OBJECTIVE: Pull out every line with the word "image" from the entries below.

EXTRACTED ENTRIES:
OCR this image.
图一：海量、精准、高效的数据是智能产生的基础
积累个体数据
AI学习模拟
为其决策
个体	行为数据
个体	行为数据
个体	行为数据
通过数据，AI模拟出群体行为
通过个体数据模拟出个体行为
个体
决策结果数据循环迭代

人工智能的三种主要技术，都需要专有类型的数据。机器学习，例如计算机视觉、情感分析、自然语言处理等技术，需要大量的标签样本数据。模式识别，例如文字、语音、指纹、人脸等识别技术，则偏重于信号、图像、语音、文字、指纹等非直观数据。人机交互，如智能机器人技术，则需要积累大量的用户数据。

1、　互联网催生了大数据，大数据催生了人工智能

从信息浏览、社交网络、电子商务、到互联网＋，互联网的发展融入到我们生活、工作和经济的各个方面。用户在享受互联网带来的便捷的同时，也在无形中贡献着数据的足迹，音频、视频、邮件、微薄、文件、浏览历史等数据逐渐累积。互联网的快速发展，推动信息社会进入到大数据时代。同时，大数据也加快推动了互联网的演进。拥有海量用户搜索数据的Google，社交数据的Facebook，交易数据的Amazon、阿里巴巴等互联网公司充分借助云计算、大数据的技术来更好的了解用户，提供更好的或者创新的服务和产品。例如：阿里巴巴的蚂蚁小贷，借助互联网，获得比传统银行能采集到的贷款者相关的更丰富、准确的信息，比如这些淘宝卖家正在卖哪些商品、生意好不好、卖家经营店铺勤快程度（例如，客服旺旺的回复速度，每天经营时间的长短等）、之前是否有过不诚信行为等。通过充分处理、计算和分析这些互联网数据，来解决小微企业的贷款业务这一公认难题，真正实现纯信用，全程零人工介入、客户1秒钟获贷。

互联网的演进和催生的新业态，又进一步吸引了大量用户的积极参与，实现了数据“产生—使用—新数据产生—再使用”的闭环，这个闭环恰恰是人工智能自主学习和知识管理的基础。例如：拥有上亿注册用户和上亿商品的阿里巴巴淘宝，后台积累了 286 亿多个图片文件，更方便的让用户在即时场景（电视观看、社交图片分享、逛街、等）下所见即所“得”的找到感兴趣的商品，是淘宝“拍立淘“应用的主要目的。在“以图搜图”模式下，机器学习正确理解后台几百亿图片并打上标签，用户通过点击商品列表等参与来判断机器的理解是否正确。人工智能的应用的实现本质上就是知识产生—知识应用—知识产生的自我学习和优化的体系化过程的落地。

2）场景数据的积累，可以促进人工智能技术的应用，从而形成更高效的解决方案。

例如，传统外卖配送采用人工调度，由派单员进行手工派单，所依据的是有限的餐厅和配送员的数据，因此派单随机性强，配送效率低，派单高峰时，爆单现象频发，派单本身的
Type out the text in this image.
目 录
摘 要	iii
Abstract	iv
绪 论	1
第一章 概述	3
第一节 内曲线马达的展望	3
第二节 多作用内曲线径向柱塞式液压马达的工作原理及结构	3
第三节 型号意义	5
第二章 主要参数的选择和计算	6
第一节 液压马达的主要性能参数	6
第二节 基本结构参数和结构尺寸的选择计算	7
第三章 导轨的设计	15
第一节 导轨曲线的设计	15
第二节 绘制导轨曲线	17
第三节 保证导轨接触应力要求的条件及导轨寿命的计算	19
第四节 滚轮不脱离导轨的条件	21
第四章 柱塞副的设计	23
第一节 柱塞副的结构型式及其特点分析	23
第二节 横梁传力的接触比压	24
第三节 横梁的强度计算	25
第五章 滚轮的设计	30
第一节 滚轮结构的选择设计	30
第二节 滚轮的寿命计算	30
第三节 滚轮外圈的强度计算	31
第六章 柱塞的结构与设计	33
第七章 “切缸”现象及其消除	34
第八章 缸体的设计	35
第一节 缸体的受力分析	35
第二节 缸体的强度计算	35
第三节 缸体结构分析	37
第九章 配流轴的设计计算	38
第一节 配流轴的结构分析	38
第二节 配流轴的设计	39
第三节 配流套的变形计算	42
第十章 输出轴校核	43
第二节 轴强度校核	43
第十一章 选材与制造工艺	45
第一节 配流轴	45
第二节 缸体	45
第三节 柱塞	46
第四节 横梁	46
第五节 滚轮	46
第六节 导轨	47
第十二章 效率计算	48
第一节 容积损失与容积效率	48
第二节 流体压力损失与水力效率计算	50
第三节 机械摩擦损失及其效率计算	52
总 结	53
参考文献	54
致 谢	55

ANSWER TO THE TASK:
OCR this image.
Type out the text in this image.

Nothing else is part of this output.